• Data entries
(begin)
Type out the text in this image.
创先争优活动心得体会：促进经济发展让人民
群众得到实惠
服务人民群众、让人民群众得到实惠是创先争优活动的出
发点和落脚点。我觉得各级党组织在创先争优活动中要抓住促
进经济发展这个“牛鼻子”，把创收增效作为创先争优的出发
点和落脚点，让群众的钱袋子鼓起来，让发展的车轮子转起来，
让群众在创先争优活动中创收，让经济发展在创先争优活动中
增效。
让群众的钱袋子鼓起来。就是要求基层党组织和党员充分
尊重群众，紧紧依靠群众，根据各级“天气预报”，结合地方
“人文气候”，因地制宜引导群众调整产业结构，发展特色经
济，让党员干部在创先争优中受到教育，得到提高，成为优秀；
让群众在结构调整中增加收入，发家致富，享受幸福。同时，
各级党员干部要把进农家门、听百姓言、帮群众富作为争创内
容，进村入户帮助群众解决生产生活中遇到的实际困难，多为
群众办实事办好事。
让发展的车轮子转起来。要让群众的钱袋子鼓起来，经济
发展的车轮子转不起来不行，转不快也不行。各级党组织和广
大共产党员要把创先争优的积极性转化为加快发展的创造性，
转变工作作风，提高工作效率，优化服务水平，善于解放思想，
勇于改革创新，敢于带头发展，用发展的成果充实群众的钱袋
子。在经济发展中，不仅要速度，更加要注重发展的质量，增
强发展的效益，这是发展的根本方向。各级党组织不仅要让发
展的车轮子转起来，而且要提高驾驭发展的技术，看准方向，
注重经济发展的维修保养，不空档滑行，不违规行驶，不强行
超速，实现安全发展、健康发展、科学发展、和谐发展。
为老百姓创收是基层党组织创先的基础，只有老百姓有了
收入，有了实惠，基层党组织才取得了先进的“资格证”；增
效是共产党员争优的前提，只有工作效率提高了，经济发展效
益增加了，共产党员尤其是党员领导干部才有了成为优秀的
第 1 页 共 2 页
(end)
• EXERCISE REQUIREMENTS
Show the lines of the data that hold the word "让发展的车轮子转起来".

• RESPONSE FOR THIS EXERCISE
点和落脚点，让群众的钱袋子鼓起来，让发展的车轮子转起来，
让发展的车轮子转起来。要让群众的钱袋子鼓起来，经济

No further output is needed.